Bring together all lines of the material below that contain the string "text".

============================================================

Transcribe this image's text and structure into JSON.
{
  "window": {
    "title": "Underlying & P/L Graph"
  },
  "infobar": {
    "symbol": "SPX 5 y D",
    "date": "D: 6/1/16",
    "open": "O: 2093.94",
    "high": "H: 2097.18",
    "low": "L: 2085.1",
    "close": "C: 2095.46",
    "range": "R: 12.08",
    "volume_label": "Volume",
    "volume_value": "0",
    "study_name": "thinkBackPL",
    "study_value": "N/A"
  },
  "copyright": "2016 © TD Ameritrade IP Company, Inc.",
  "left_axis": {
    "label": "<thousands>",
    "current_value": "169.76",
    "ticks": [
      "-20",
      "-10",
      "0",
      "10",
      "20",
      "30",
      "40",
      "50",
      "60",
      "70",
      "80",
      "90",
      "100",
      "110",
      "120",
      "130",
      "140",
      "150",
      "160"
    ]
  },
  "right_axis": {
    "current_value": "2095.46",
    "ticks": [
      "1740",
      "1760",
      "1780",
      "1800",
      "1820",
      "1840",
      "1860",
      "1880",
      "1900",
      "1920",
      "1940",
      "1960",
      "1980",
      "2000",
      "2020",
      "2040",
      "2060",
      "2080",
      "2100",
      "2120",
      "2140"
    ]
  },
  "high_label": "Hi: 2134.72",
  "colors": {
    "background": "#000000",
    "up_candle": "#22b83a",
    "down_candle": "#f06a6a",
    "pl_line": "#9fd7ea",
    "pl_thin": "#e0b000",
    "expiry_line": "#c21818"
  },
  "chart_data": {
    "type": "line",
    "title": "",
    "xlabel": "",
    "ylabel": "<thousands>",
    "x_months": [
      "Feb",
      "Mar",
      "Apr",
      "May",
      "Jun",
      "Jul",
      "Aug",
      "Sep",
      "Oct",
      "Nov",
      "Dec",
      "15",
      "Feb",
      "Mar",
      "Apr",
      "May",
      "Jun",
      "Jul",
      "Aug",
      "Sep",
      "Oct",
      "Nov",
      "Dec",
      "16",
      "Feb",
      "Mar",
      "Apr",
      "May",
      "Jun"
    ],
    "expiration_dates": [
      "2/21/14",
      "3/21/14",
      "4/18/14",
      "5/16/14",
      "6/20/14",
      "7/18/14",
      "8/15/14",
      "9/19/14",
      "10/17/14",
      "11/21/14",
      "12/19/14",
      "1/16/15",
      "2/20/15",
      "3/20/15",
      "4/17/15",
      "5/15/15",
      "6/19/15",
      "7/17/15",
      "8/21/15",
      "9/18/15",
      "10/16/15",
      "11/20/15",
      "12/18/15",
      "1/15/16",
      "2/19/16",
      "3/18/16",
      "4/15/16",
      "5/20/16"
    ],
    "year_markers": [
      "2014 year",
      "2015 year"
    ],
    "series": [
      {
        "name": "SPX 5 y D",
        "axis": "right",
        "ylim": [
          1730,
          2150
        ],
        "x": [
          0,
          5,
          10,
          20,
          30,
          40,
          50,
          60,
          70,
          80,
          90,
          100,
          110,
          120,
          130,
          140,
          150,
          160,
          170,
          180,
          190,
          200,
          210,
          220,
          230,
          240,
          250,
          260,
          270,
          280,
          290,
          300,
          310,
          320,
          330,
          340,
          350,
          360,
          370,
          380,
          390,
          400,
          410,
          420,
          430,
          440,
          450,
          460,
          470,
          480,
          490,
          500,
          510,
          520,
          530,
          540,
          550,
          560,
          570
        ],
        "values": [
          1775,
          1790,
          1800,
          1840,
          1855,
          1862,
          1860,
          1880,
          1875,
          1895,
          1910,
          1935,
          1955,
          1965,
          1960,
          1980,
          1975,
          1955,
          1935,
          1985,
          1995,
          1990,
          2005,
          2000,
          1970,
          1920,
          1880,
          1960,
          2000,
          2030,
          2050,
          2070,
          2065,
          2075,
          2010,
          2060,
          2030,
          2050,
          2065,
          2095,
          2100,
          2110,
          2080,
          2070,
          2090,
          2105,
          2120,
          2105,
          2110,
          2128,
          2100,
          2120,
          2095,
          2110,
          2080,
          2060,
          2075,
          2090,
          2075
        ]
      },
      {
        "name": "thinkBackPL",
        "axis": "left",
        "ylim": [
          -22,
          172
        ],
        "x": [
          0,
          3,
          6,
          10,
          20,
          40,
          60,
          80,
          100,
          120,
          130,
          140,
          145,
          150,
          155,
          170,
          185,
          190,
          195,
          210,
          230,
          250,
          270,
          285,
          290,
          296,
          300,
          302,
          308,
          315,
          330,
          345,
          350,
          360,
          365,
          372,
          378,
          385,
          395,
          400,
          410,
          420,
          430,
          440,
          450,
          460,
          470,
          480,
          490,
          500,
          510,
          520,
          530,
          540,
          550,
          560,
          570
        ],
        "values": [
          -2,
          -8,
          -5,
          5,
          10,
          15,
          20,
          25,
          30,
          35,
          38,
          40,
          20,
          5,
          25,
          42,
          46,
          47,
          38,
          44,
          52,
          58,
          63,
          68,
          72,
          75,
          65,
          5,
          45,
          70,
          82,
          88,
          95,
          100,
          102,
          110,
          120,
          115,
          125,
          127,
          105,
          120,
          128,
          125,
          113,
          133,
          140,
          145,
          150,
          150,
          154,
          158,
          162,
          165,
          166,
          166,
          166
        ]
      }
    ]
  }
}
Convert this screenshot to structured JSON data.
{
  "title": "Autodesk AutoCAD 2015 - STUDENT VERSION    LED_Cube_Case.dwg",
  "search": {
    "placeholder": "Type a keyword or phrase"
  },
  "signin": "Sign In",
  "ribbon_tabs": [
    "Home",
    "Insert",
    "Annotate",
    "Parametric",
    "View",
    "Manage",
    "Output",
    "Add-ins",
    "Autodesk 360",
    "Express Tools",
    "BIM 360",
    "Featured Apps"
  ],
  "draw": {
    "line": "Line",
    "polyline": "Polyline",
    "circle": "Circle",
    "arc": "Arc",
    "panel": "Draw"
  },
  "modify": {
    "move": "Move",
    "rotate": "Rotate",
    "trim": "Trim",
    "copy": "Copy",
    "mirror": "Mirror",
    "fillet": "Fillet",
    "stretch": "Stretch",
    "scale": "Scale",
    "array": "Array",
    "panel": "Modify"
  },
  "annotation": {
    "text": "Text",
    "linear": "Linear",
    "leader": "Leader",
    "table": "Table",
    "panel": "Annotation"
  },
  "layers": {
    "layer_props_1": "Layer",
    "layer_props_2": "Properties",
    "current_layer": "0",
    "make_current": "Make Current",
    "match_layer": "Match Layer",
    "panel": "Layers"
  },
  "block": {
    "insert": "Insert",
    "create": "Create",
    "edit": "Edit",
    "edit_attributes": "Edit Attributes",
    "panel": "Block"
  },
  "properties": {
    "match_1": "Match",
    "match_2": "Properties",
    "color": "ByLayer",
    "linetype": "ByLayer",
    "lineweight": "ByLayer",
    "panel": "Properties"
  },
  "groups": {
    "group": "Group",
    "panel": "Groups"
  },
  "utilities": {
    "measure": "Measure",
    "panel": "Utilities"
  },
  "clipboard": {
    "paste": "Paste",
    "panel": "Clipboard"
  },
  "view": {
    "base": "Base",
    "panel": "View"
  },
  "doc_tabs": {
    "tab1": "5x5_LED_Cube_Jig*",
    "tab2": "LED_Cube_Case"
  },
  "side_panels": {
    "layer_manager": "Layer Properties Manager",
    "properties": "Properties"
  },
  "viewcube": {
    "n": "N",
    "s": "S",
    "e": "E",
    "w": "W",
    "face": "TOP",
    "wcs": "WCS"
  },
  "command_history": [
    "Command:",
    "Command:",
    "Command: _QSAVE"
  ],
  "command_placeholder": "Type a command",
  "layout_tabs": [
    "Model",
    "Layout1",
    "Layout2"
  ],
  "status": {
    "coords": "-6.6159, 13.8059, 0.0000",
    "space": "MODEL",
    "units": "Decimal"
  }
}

============================================================

▶ **Answer**:
Transcribe this image's text and structure into JSON.
    "text": "Text",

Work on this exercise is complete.